▶ **Exercise task**: Write out every line of the data below word for word, leaving out the pictures.

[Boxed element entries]

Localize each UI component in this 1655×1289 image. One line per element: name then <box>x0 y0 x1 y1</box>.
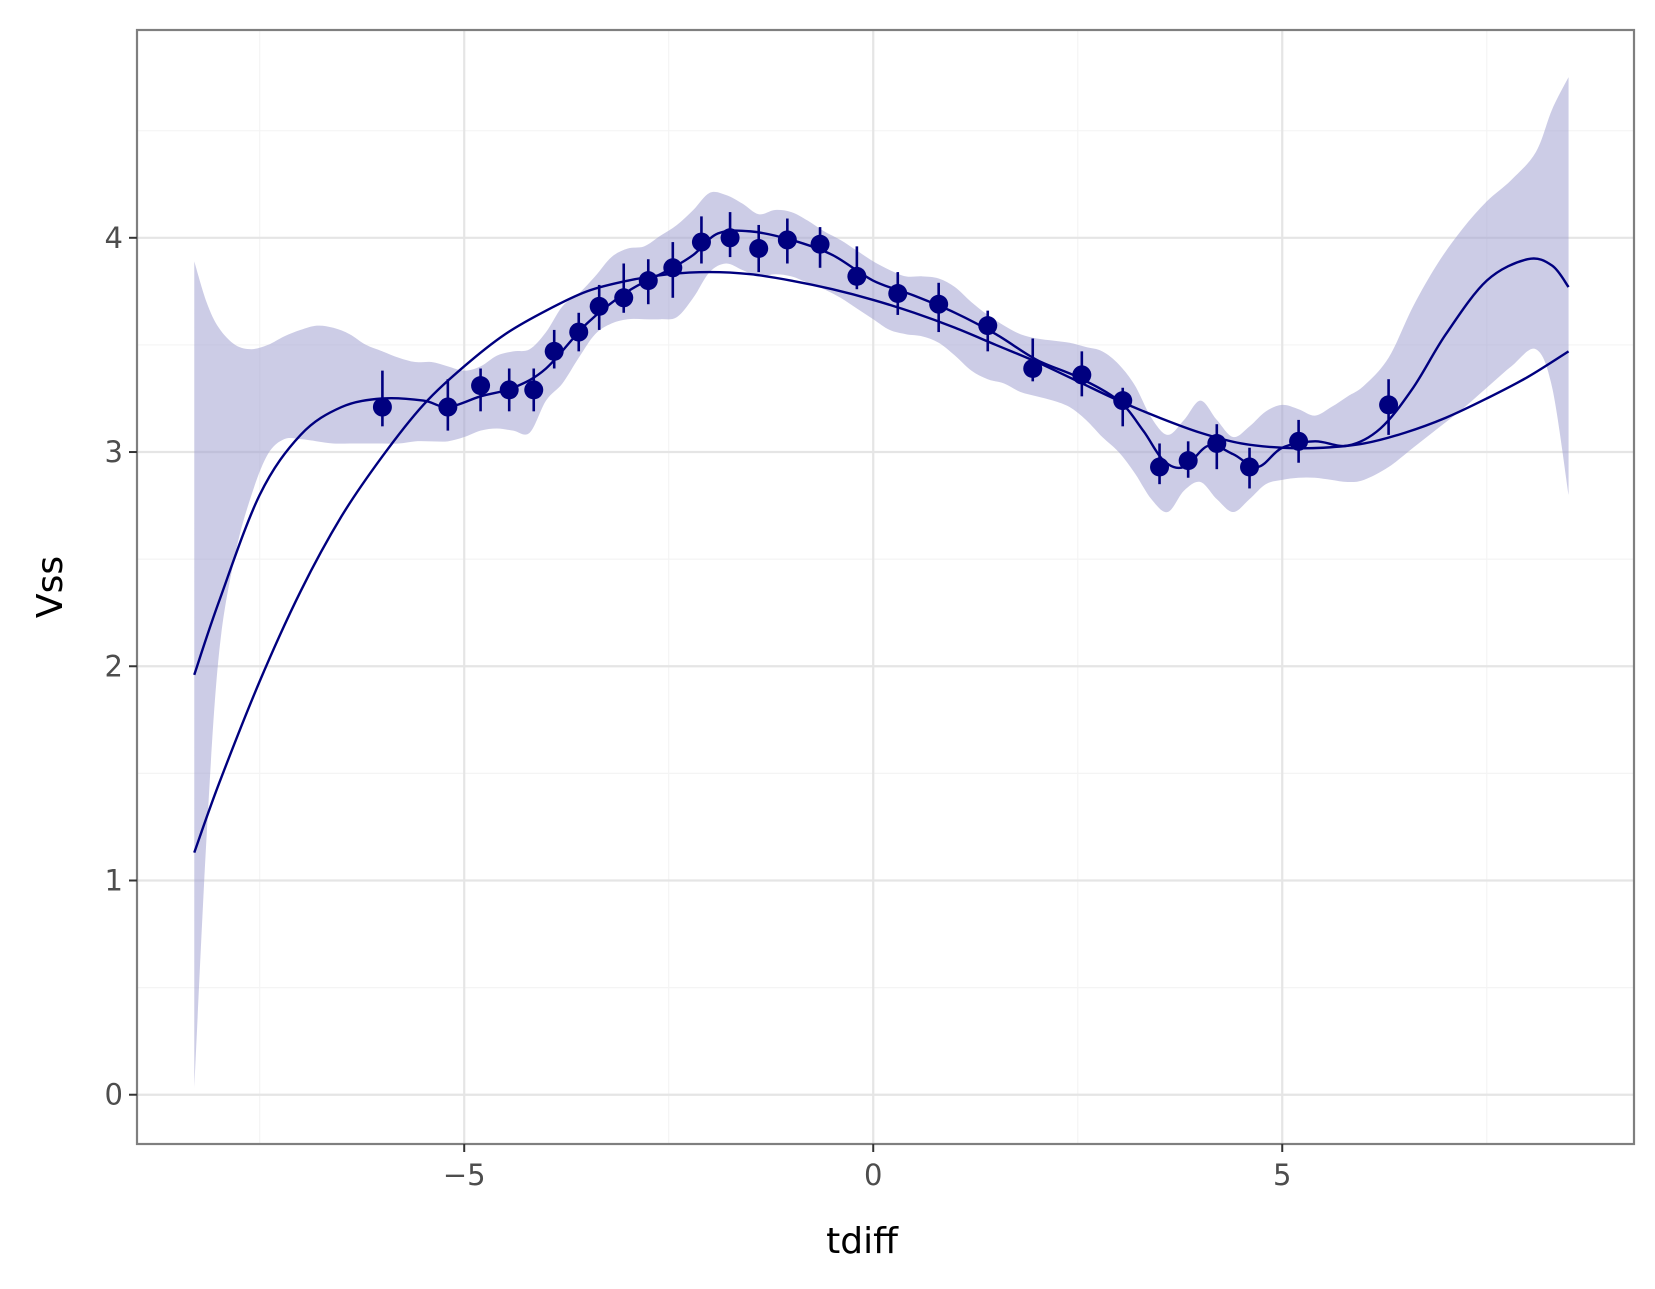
data-point <box>810 234 830 254</box>
data-point <box>1240 457 1260 477</box>
data-point <box>1023 358 1043 378</box>
data-point <box>847 266 867 286</box>
data-point <box>569 322 589 342</box>
x-axis-title: tdiff <box>826 1221 899 1262</box>
y-tick-label: 1 <box>105 863 123 897</box>
data-point <box>471 376 491 396</box>
data-point <box>929 294 949 314</box>
fit-lines <box>193 229 1570 854</box>
trend-fit-line <box>193 270 1570 854</box>
y-tick-label: 0 <box>105 1078 123 1112</box>
y-tick-label: 2 <box>105 649 123 683</box>
data-point <box>777 230 797 250</box>
data-point <box>888 284 908 304</box>
y-axis-tick-labels: 0 1 2 3 4 <box>105 221 123 1112</box>
data-point <box>749 239 769 259</box>
data-points <box>372 228 1399 477</box>
data-point <box>1150 457 1170 477</box>
confidence-band-area <box>194 77 1569 1089</box>
data-point <box>524 380 544 400</box>
axis-ticks <box>129 236 1284 1152</box>
data-point <box>1113 391 1133 411</box>
y-tick-label: 3 <box>105 435 123 469</box>
x-tick-label: 5 <box>1273 1158 1291 1192</box>
data-point <box>1379 395 1399 415</box>
x-axis-tick-labels: −5 0 5 <box>443 1158 1292 1192</box>
data-point <box>978 316 998 336</box>
data-point <box>589 296 609 316</box>
data-point <box>1072 365 1092 385</box>
data-point <box>1207 433 1227 453</box>
data-point <box>499 380 519 400</box>
plot-panel <box>137 30 1634 1144</box>
y-axis-title: Vss <box>30 556 71 618</box>
x-tick-label: −5 <box>443 1158 486 1192</box>
data-point <box>1178 451 1198 471</box>
confidence-band <box>194 77 1569 1089</box>
data-point <box>663 258 683 278</box>
data-point <box>691 232 711 252</box>
data-point <box>614 288 634 308</box>
data-point <box>544 341 564 361</box>
data-point <box>720 228 740 248</box>
data-point <box>438 397 458 417</box>
x-tick-label: 0 <box>864 1158 882 1192</box>
panel-border <box>135 28 1636 1146</box>
data-point <box>1289 431 1309 451</box>
y-tick-label: 4 <box>105 221 123 255</box>
data-point <box>372 397 392 417</box>
data-point <box>638 271 658 291</box>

▶ **Answer**:
Localize each UI component in this 1655×1289 image. One line per element: name then <box>x0 y0 x1 y1</box>.
data-point <box>810 234 830 254</box>
data-point <box>1240 457 1260 477</box>
data-point <box>1023 358 1043 378</box>
data-point <box>847 266 867 286</box>
data-point <box>569 322 589 342</box>
x-axis-title: tdiff <box>826 1221 899 1262</box>
y-tick-label: 1 <box>105 863 123 897</box>
data-point <box>471 376 491 396</box>
data-point <box>929 294 949 314</box>
fit-lines <box>193 229 1570 854</box>
trend-fit-line <box>193 270 1570 854</box>
y-tick-label: 0 <box>105 1078 123 1112</box>
y-tick-label: 2 <box>105 649 123 683</box>
data-point <box>777 230 797 250</box>
data-point <box>888 284 908 304</box>
y-axis-tick-labels: 0 1 2 3 4 <box>105 221 123 1112</box>
data-point <box>749 239 769 259</box>
data-points <box>372 228 1399 477</box>
data-point <box>1150 457 1170 477</box>
confidence-band-area <box>194 77 1569 1089</box>
data-point <box>524 380 544 400</box>
axis-ticks <box>129 236 1284 1152</box>
data-point <box>1113 391 1133 411</box>
y-tick-label: 3 <box>105 435 123 469</box>
x-tick-label: 5 <box>1273 1158 1291 1192</box>
data-point <box>1379 395 1399 415</box>
x-axis-tick-labels: −5 0 5 <box>443 1158 1292 1192</box>
data-point <box>978 316 998 336</box>
data-point <box>589 296 609 316</box>
data-point <box>1072 365 1092 385</box>
data-point <box>1207 433 1227 453</box>
data-point <box>499 380 519 400</box>
plot-panel <box>137 30 1634 1144</box>
y-axis-title: Vss <box>30 556 71 618</box>
x-tick-label: −5 <box>443 1158 486 1192</box>
data-point <box>1178 451 1198 471</box>
confidence-band <box>194 77 1569 1089</box>
data-point <box>663 258 683 278</box>
data-point <box>691 232 711 252</box>
data-point <box>614 288 634 308</box>
data-point <box>544 341 564 361</box>
data-point <box>720 228 740 248</box>
data-point <box>438 397 458 417</box>
x-tick-label: 0 <box>864 1158 882 1192</box>
panel-border <box>135 28 1636 1146</box>
data-point <box>1289 431 1309 451</box>
y-tick-label: 4 <box>105 221 123 255</box>
data-point <box>372 397 392 417</box>
data-point <box>638 271 658 291</box>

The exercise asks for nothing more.